**What you are asked to do:** Copy the listing below in full and skip every picture.
--- start ---
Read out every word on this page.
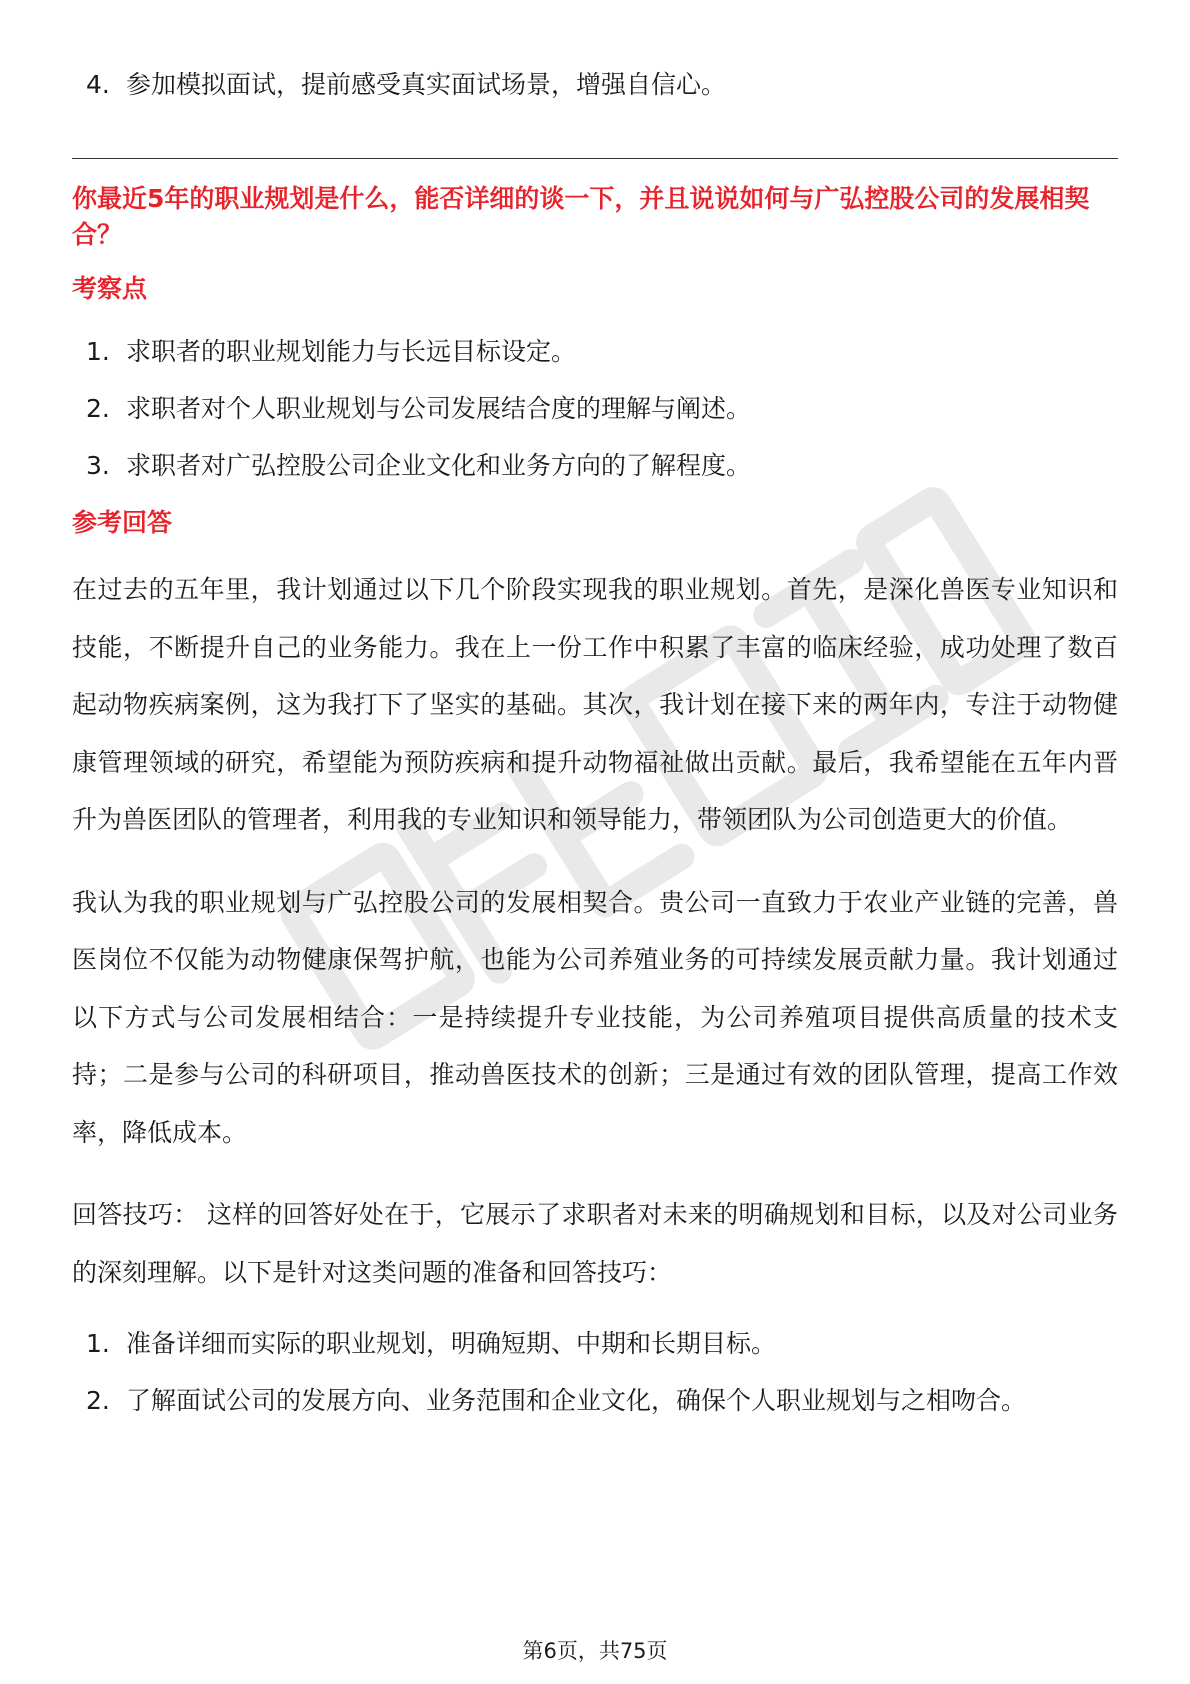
4. 参加模拟面试，提前感受真实面试场景，增强自信心。
你最近5年的职业规划是什么，能否详细的谈一下，并且说说如何与广弘控股公司的发展相契合？
考察点
1. 求职者的职业规划能力与长远目标设定。
2. 求职者对个人职业规划与公司发展结合度的理解与阐述。
3. 求职者对广弘控股公司企业文化和业务方向的了解程度。
参考回答

在过去的五年里，我计划通过以下几个阶段实现我的职业规划。首先，是深化兽医专业知识和技能，不断提升自己的业务能力。我在上一份工作中积累了丰富的临床经验，成功处理了数百起动物疾病案例，这为我打下了坚实的基础。其次，我计划在接下来的两年内，专注于动物健康管理领域的研究，希望能为预防疾病和提升动物福祉做出贡献。最后，我希望能在五年内晋升为兽医团队的管理者，利用我的专业知识和领导能力，带领团队为公司创造更大的价值。

我认为我的职业规划与广弘控股公司的发展相契合。贵公司一直致力于农业产业链的完善，兽医岗位不仅能为动物健康保驾护航，也能为公司养殖业务的可持续发展贡献力量。我计划通过以下方式与公司发展相结合：一是持续提升专业技能，为公司养殖项目提供高质量的技术支持；二是参与公司的科研项目，推动兽医技术的创新；三是通过有效的团队管理，提高工作效率，降低成本。

回答技巧： 这样的回答好处在于，它展示了求职者对未来的明确规划和目标，以及对公司业务的深刻理解。以下是针对这类问题的准备和回答技巧：

1. 准备详细而实际的职业规划，明确短期、中期和长期目标。
2. 了解面试公司的发展方向、业务范围和企业文化，确保个人职业规划与之相吻合。
第6页，共75页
--- end ---
**Solution:**
Read out every word on this page.
4. 参加模拟面试，提前感受真实面试场景，增强自信心。
你最近5年的职业规划是什么，能否详细的谈一下，并且说说如何与广弘控股公司的发展相契合？
考察点
1. 求职者的职业规划能力与长远目标设定。
2. 求职者对个人职业规划与公司发展结合度的理解与阐述。
3. 求职者对广弘控股公司企业文化和业务方向的了解程度。
参考回答

在过去的五年里，我计划通过以下几个阶段实现我的职业规划。首先，是深化兽医专业知识和技能，不断提升自己的业务能力。我在上一份工作中积累了丰富的临床经验，成功处理了数百起动物疾病案例，这为我打下了坚实的基础。其次，我计划在接下来的两年内，专注于动物健康管理领域的研究，希望能为预防疾病和提升动物福祉做出贡献。最后，我希望能在五年内晋升为兽医团队的管理者，利用我的专业知识和领导能力，带领团队为公司创造更大的价值。

我认为我的职业规划与广弘控股公司的发展相契合。贵公司一直致力于农业产业链的完善，兽医岗位不仅能为动物健康保驾护航，也能为公司养殖业务的可持续发展贡献力量。我计划通过以下方式与公司发展相结合：一是持续提升专业技能，为公司养殖项目提供高质量的技术支持；二是参与公司的科研项目，推动兽医技术的创新；三是通过有效的团队管理，提高工作效率，降低成本。

回答技巧： 这样的回答好处在于，它展示了求职者对未来的明确规划和目标，以及对公司业务的深刻理解。以下是针对这类问题的准备和回答技巧：

1. 准备详细而实际的职业规划，明确短期、中期和长期目标。
2. 了解面试公司的发展方向、业务范围和企业文化，确保个人职业规划与之相吻合。
第6页，共75页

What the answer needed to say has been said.